→ **The records**
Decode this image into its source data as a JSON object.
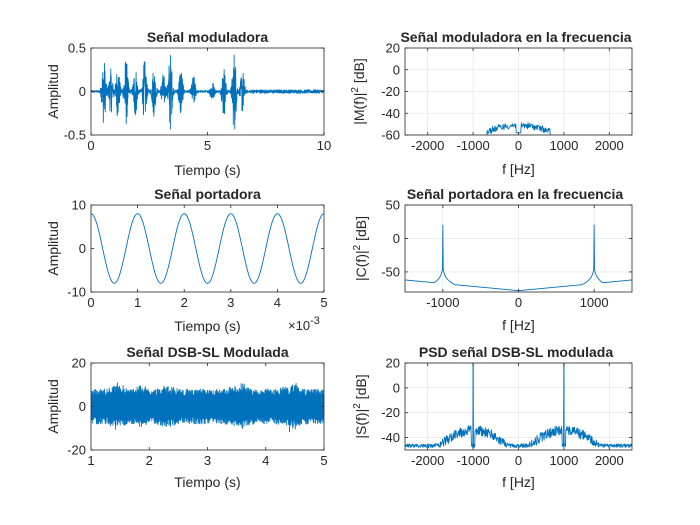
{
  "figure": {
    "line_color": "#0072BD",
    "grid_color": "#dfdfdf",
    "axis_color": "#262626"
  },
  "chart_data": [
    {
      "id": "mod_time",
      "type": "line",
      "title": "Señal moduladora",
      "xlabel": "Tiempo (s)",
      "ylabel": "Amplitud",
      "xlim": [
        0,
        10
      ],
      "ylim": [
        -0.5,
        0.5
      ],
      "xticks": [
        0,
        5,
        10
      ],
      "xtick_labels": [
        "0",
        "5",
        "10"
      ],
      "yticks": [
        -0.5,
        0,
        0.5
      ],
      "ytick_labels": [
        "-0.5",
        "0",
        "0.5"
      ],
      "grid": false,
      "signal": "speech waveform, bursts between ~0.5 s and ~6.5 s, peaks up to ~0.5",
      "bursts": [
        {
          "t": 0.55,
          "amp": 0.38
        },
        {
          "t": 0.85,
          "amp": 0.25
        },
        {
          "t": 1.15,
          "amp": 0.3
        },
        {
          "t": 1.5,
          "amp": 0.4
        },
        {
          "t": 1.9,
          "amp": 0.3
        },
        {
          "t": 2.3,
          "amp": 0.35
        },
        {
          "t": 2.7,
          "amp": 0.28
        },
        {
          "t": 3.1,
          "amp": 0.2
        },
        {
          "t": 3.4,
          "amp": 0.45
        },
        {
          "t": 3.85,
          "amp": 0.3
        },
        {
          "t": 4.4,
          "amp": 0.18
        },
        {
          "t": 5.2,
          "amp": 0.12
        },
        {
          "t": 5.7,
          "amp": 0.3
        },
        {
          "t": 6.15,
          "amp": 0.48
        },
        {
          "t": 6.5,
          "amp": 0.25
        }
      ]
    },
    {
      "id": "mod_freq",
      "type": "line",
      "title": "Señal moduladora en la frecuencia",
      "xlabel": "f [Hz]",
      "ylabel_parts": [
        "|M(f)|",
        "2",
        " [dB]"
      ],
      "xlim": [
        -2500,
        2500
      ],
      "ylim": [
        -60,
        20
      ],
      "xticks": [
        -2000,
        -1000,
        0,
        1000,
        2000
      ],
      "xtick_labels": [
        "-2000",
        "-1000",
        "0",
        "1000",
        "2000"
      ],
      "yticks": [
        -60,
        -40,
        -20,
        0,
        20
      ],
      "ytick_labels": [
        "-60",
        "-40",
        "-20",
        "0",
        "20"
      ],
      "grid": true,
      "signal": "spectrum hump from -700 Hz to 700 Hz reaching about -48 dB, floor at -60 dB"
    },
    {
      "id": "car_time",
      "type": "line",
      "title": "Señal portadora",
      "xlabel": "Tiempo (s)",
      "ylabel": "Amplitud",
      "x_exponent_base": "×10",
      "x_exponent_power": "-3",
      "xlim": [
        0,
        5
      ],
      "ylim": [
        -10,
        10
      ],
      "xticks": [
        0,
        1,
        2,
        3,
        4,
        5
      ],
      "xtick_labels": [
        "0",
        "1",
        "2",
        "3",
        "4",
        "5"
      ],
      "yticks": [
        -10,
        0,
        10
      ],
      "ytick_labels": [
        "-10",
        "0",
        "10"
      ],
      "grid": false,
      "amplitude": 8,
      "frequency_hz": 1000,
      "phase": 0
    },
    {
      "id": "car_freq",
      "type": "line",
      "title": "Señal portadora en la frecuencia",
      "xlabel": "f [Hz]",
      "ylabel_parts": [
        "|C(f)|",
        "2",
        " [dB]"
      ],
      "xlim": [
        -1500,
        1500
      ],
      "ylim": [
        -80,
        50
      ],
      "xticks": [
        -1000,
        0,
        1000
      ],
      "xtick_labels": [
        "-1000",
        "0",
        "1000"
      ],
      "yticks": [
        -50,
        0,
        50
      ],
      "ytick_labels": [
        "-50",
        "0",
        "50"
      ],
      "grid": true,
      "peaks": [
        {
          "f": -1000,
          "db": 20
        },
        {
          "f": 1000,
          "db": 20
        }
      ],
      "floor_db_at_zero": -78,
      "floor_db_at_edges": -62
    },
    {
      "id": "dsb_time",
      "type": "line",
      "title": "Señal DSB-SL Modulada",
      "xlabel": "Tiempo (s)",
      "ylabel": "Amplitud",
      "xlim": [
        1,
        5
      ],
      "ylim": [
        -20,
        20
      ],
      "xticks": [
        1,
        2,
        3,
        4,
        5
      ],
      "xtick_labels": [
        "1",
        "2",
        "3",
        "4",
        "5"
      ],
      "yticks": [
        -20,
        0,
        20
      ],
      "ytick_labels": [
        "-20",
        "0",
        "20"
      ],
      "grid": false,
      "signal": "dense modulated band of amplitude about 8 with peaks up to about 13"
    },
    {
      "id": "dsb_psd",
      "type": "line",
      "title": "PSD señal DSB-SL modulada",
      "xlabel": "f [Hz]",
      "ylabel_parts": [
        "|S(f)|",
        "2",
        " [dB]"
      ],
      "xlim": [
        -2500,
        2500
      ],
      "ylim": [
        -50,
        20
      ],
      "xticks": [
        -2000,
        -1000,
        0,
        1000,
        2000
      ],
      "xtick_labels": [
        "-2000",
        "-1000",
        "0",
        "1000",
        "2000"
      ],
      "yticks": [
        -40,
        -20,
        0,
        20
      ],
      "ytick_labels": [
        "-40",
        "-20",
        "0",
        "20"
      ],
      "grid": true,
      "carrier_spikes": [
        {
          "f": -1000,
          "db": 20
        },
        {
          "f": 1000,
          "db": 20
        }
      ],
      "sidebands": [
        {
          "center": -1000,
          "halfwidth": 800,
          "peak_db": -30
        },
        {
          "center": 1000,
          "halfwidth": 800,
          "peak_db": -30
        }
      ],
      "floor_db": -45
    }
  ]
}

---

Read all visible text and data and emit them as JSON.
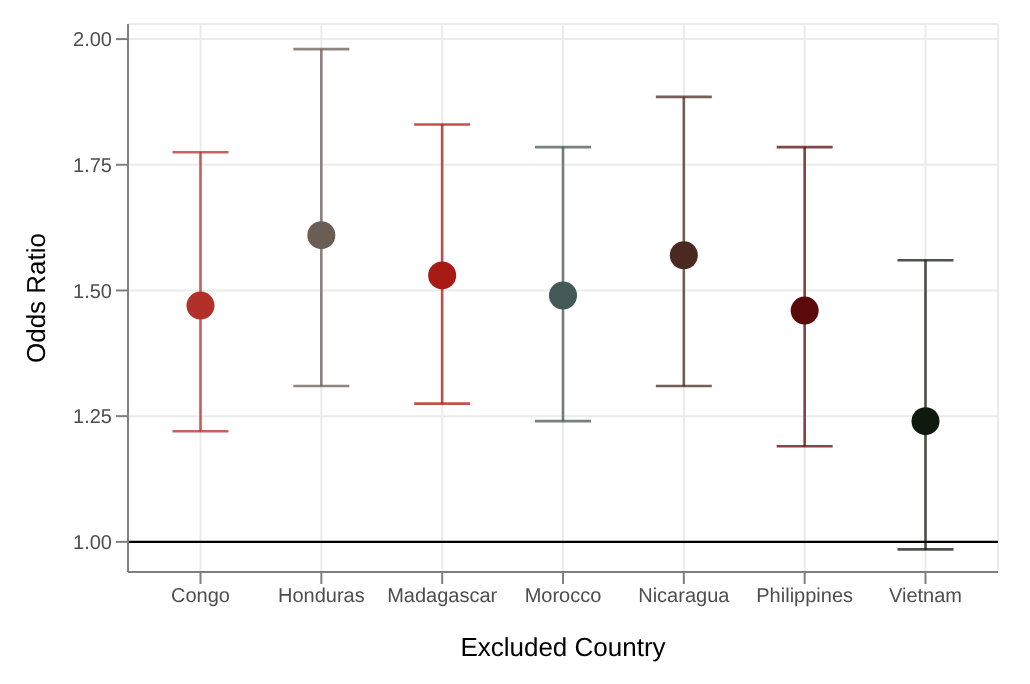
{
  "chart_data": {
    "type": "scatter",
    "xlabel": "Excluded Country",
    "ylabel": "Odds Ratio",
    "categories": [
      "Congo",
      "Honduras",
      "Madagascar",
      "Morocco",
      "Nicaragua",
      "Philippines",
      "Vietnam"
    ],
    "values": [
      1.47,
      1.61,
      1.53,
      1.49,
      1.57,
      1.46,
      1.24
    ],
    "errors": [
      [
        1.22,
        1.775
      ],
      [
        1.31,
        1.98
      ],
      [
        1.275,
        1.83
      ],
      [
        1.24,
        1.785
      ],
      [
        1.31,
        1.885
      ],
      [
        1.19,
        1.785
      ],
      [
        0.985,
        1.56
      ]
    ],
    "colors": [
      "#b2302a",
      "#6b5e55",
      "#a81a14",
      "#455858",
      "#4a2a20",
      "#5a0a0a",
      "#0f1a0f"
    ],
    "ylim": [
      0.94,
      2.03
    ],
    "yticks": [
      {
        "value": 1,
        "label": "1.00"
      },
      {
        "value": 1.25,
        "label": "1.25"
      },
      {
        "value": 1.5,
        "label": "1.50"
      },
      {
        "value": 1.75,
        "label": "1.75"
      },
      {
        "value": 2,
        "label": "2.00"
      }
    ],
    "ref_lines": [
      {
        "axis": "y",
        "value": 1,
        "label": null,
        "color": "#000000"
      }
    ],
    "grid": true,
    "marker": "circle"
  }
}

→ **To be done**
Give the count of lines in the data above that hold the string "bursts", with no additional words.

→ **Task result**
2